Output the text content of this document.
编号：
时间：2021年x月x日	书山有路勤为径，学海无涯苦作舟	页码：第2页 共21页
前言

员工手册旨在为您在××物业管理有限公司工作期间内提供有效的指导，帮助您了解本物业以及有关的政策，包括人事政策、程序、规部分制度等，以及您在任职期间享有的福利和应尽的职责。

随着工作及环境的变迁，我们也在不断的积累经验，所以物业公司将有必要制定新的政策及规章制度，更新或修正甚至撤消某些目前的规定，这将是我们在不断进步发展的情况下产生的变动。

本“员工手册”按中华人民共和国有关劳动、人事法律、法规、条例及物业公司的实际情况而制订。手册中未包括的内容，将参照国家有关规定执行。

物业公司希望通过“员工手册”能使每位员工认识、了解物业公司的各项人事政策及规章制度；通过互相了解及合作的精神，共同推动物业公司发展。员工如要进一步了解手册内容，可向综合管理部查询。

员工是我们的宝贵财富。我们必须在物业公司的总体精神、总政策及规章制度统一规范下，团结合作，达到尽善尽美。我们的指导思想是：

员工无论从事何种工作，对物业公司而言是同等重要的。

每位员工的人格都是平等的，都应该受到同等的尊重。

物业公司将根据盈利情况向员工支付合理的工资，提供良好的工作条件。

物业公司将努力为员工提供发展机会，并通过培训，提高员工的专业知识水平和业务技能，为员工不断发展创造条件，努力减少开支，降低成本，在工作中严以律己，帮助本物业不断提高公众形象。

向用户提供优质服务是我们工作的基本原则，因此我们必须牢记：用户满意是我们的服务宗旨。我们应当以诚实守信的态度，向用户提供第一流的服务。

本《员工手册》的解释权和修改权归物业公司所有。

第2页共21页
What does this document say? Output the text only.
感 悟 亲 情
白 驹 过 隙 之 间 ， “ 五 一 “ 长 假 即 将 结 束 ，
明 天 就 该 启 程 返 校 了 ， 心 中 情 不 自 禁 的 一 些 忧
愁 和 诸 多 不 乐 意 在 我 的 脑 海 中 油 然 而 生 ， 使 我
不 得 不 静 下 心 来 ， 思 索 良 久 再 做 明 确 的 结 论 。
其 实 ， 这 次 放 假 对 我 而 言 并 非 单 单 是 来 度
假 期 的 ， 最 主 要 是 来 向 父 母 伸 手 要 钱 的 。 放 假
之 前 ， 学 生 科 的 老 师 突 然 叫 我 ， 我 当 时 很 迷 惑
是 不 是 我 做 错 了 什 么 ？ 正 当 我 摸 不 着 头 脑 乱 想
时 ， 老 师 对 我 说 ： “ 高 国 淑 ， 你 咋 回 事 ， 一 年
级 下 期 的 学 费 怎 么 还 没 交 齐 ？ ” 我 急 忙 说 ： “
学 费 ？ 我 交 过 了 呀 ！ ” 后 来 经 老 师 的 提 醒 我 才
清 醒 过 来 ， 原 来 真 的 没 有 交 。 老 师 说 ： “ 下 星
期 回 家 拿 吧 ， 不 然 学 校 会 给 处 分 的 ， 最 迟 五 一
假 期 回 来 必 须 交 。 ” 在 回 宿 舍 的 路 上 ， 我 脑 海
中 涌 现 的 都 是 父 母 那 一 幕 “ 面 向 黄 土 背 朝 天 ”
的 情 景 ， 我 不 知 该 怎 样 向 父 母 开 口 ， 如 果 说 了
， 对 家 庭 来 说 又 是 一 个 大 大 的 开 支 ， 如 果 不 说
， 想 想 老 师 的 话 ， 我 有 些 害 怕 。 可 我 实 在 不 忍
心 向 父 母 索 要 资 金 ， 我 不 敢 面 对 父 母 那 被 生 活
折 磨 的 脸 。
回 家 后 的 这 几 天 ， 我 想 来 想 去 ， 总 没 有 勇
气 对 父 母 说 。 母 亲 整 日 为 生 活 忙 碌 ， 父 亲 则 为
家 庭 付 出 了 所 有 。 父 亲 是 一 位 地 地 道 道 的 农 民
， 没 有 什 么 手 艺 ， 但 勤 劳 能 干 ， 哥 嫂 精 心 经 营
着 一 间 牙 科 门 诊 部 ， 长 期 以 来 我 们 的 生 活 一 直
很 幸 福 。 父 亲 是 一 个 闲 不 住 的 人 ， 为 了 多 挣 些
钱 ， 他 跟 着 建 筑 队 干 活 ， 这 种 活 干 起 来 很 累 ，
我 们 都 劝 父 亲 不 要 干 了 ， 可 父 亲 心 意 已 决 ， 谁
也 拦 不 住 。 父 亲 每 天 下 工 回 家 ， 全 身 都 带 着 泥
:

■ ■ ■

Calculate how many lines of the material include the string "this", and state that number by itself.

Exercise solution =
2